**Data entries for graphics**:
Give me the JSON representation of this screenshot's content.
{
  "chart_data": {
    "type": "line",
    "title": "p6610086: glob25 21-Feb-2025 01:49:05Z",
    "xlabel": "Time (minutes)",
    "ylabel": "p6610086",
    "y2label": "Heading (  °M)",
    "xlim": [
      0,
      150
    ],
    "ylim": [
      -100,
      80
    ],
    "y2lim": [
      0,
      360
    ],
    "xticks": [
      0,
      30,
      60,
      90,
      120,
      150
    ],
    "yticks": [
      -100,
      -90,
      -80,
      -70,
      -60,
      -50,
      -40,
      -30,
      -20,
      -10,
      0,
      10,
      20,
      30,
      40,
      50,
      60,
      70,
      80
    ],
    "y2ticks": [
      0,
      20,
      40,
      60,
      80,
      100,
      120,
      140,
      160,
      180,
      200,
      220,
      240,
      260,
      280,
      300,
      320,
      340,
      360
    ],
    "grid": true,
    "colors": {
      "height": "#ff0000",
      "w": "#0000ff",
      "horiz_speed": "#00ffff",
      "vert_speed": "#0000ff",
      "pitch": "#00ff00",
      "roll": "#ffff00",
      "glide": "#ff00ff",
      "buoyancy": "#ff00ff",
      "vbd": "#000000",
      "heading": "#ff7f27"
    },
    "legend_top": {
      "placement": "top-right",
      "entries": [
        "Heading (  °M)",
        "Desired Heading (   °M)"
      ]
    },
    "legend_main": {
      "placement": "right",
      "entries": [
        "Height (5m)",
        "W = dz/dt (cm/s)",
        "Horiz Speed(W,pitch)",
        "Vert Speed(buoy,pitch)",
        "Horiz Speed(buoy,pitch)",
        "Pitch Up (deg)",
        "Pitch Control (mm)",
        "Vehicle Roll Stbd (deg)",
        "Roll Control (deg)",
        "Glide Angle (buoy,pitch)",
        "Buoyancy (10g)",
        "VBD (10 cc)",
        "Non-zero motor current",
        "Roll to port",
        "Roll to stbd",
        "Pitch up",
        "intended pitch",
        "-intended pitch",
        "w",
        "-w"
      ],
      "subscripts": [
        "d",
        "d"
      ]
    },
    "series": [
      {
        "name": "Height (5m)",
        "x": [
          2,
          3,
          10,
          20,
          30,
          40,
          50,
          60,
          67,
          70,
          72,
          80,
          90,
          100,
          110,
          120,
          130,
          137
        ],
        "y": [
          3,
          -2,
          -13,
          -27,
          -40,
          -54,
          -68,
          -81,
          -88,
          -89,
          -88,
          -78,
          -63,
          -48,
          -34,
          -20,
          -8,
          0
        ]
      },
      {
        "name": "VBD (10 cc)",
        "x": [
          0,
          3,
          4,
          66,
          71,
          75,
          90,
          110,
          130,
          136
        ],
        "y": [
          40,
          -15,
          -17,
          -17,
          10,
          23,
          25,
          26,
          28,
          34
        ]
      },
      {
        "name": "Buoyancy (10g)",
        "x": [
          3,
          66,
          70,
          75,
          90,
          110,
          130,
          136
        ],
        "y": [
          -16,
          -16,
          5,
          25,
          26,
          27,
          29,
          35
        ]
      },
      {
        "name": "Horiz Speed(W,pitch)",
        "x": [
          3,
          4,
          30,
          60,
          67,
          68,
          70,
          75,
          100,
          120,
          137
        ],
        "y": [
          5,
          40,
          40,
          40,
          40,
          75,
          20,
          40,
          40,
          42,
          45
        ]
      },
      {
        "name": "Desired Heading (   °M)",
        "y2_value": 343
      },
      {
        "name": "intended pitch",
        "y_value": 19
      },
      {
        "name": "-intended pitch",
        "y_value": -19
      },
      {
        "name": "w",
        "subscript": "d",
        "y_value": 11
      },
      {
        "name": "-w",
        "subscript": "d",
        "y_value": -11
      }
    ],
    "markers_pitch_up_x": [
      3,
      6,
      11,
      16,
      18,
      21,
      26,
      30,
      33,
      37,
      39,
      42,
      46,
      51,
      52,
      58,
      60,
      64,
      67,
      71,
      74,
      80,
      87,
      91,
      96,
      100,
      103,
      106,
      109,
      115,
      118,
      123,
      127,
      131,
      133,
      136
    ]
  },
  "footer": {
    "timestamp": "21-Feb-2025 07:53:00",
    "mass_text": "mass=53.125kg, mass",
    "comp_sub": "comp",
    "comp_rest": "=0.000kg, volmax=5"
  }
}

**Problem details**: Print every entry exactly as it appears.

**Exercise response**:
Give me the JSON representation of this screenshot's content.
{
  "chart_data": {
    "type": "line",
    "title": "p6610086: glob25 21-Feb-2025 01:49:05Z",
    "xlabel": "Time (minutes)",
    "ylabel": "p6610086",
    "y2label": "Heading (  °M)",
    "xlim": [
      0,
      150
    ],
    "ylim": [
      -100,
      80
    ],
    "y2lim": [
      0,
      360
    ],
    "xticks": [
      0,
      30,
      60,
      90,
      120,
      150
    ],
    "yticks": [
      -100,
      -90,
      -80,
      -70,
      -60,
      -50,
      -40,
      -30,
      -20,
      -10,
      0,
      10,
      20,
      30,
      40,
      50,
      60,
      70,
      80
    ],
    "y2ticks": [
      0,
      20,
      40,
      60,
      80,
      100,
      120,
      140,
      160,
      180,
      200,
      220,
      240,
      260,
      280,
      300,
      320,
      340,
      360
    ],
    "grid": true,
    "colors": {
      "height": "#ff0000",
      "w": "#0000ff",
      "horiz_speed": "#00ffff",
      "vert_speed": "#0000ff",
      "pitch": "#00ff00",
      "roll": "#ffff00",
      "glide": "#ff00ff",
      "buoyancy": "#ff00ff",
      "vbd": "#000000",
      "heading": "#ff7f27"
    },
    "legend_top": {
      "placement": "top-right",
      "entries": [
        "Heading (  °M)",
        "Desired Heading (   °M)"
      ]
    },
    "legend_main": {
      "placement": "right",
      "entries": [
        "Height (5m)",
        "W = dz/dt (cm/s)",
        "Horiz Speed(W,pitch)",
        "Vert Speed(buoy,pitch)",
        "Horiz Speed(buoy,pitch)",
        "Pitch Up (deg)",
        "Pitch Control (mm)",
        "Vehicle Roll Stbd (deg)",
        "Roll Control (deg)",
        "Glide Angle (buoy,pitch)",
        "Buoyancy (10g)",
        "VBD (10 cc)",
        "Non-zero motor current",
        "Roll to port",
        "Roll to stbd",
        "Pitch up",
        "intended pitch",
        "-intended pitch",
        "w",
        "-w"
      ],
      "subscripts": [
        "d",
        "d"
      ]
    },
    "series": [
      {
        "name": "Height (5m)",
        "x": [
          2,
          3,
          10,
          20,
          30,
          40,
          50,
          60,
          67,
          70,
          72,
          80,
          90,
          100,
          110,
          120,
          130,
          137
        ],
        "y": [
          3,
          -2,
          -13,
          -27,
          -40,
          -54,
          -68,
          -81,
          -88,
          -89,
          -88,
          -78,
          -63,
          -48,
          -34,
          -20,
          -8,
          0
        ]
      },
      {
        "name": "VBD (10 cc)",
        "x": [
          0,
          3,
          4,
          66,
          71,
          75,
          90,
          110,
          130,
          136
        ],
        "y": [
          40,
          -15,
          -17,
          -17,
          10,
          23,
          25,
          26,
          28,
          34
        ]
      },
      {
        "name": "Buoyancy (10g)",
        "x": [
          3,
          66,
          70,
          75,
          90,
          110,
          130,
          136
        ],
        "y": [
          -16,
          -16,
          5,
          25,
          26,
          27,
          29,
          35
        ]
      },
      {
        "name": "Horiz Speed(W,pitch)",
        "x": [
          3,
          4,
          30,
          60,
          67,
          68,
          70,
          75,
          100,
          120,
          137
        ],
        "y": [
          5,
          40,
          40,
          40,
          40,
          75,
          20,
          40,
          40,
          42,
          45
        ]
      },
      {
        "name": "Desired Heading (   °M)",
        "y2_value": 343
      },
      {
        "name": "intended pitch",
        "y_value": 19
      },
      {
        "name": "-intended pitch",
        "y_value": -19
      },
      {
        "name": "w",
        "subscript": "d",
        "y_value": 11
      },
      {
        "name": "-w",
        "subscript": "d",
        "y_value": -11
      }
    ],
    "markers_pitch_up_x": [
      3,
      6,
      11,
      16,
      18,
      21,
      26,
      30,
      33,
      37,
      39,
      42,
      46,
      51,
      52,
      58,
      60,
      64,
      67,
      71,
      74,
      80,
      87,
      91,
      96,
      100,
      103,
      106,
      109,
      115,
      118,
      123,
      127,
      131,
      133,
      136
    ]
  },
  "footer": {
    "timestamp": "21-Feb-2025 07:53:00",
    "mass_text": "mass=53.125kg, mass",
    "comp_sub": "comp",
    "comp_rest": "=0.000kg, volmax=5"
  }
}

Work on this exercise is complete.